### AIM OF THE EXERCISE
Only a number is wanted: how many lines in the records below contain "selling"?

⟨

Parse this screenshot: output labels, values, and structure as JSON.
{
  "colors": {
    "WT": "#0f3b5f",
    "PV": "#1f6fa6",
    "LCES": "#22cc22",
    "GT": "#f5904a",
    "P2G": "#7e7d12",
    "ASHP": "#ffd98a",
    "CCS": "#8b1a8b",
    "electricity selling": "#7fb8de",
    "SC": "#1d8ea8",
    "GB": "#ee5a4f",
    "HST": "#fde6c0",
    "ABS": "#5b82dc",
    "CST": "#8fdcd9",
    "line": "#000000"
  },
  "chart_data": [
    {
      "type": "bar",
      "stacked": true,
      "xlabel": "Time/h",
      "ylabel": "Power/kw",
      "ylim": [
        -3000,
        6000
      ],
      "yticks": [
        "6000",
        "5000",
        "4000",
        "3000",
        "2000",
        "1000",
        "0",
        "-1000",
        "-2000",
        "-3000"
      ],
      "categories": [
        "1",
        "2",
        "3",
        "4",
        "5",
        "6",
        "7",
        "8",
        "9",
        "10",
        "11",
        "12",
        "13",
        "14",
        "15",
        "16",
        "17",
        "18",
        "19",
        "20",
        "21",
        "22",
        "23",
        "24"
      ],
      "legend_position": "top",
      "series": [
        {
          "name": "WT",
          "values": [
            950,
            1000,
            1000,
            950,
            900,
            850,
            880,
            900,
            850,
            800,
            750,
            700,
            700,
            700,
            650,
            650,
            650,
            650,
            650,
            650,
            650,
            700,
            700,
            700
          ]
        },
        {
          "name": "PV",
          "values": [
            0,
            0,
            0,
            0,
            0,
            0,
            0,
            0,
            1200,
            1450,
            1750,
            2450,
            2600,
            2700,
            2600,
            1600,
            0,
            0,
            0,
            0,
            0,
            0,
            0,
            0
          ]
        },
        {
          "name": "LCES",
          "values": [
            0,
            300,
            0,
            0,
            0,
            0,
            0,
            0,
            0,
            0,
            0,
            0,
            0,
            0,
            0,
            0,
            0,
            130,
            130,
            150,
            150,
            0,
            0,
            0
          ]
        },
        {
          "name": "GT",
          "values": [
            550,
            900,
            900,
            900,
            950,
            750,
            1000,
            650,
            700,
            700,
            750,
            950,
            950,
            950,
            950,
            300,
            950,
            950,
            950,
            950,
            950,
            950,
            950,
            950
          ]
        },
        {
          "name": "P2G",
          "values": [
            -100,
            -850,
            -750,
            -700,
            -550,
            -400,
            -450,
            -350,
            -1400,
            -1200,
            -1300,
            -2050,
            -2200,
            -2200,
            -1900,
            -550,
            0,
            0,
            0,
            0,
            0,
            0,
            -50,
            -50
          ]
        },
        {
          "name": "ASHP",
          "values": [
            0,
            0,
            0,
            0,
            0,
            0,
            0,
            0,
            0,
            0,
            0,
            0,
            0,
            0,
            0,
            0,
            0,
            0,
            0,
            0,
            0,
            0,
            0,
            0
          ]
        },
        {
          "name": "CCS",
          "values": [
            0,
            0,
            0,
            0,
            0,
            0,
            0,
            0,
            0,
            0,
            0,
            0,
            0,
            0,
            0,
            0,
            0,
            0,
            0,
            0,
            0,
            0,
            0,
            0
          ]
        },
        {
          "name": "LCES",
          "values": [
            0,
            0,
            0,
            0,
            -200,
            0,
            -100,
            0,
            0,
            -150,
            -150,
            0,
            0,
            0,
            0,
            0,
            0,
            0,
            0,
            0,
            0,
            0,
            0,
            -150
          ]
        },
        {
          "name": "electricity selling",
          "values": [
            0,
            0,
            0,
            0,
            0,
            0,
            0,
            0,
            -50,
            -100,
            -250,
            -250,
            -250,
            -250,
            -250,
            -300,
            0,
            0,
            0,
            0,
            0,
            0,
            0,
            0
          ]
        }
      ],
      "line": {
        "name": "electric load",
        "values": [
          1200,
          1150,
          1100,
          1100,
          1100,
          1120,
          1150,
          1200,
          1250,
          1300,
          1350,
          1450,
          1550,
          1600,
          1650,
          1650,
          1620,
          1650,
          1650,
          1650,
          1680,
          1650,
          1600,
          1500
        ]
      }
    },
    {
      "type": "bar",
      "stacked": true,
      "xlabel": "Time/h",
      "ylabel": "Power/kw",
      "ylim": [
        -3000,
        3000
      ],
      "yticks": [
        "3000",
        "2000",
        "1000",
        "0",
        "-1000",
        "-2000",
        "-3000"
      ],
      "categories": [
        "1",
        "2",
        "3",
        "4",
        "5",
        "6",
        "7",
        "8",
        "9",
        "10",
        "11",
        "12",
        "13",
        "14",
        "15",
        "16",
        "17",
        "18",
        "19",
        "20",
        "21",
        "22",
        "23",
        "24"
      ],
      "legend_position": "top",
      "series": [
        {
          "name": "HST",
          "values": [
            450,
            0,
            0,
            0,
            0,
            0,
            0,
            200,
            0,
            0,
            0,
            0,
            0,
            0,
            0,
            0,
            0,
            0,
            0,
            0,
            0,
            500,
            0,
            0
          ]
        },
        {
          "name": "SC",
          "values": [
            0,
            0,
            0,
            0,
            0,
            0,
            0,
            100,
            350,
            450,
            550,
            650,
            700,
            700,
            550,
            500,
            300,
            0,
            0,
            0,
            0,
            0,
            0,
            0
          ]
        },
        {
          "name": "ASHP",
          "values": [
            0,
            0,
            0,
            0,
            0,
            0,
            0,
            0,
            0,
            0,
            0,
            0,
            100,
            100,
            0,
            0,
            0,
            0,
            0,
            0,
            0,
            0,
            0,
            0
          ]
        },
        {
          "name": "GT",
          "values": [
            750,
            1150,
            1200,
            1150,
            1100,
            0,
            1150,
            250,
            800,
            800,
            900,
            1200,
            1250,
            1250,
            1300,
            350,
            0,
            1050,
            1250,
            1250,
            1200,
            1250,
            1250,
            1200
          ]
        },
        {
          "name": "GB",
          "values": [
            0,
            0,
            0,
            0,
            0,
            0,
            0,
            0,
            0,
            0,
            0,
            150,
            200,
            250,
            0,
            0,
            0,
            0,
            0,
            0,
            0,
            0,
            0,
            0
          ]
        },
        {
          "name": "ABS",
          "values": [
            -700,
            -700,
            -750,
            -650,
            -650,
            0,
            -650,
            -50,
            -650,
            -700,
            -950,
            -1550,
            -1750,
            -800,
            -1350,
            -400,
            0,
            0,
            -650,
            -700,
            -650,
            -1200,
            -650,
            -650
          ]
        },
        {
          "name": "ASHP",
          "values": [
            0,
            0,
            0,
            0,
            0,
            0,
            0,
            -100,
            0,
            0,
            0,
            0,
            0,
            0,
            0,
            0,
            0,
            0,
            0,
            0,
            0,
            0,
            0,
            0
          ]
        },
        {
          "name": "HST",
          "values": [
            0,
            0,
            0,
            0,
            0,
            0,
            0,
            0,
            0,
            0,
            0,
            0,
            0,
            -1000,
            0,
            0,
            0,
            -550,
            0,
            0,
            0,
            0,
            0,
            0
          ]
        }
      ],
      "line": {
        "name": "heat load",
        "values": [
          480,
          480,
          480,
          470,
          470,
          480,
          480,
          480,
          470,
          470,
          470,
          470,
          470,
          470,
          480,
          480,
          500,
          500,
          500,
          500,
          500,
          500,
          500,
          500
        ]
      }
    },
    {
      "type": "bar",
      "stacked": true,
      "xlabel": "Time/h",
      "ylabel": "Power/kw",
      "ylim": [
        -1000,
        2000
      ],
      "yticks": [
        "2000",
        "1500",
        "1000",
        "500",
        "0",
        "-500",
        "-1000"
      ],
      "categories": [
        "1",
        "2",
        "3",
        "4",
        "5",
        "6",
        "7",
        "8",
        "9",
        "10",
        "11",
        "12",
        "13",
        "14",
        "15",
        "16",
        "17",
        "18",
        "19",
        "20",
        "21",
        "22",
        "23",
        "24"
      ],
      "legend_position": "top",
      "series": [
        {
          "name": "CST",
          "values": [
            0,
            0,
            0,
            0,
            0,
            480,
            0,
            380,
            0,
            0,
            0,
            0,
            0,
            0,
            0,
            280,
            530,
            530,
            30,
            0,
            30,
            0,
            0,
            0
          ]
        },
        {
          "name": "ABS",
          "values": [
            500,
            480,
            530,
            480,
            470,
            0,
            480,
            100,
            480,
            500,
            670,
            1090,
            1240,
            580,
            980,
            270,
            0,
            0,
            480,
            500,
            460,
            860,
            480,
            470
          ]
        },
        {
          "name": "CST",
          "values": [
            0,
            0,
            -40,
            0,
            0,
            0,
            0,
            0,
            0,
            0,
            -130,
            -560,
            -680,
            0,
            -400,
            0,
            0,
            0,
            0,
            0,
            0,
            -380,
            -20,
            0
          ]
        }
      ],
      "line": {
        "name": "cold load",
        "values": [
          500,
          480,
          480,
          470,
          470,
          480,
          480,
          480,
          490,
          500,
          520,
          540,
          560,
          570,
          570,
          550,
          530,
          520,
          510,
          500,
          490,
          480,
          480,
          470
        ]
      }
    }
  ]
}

⟩

### OUTPUT FOR THIS TASK
2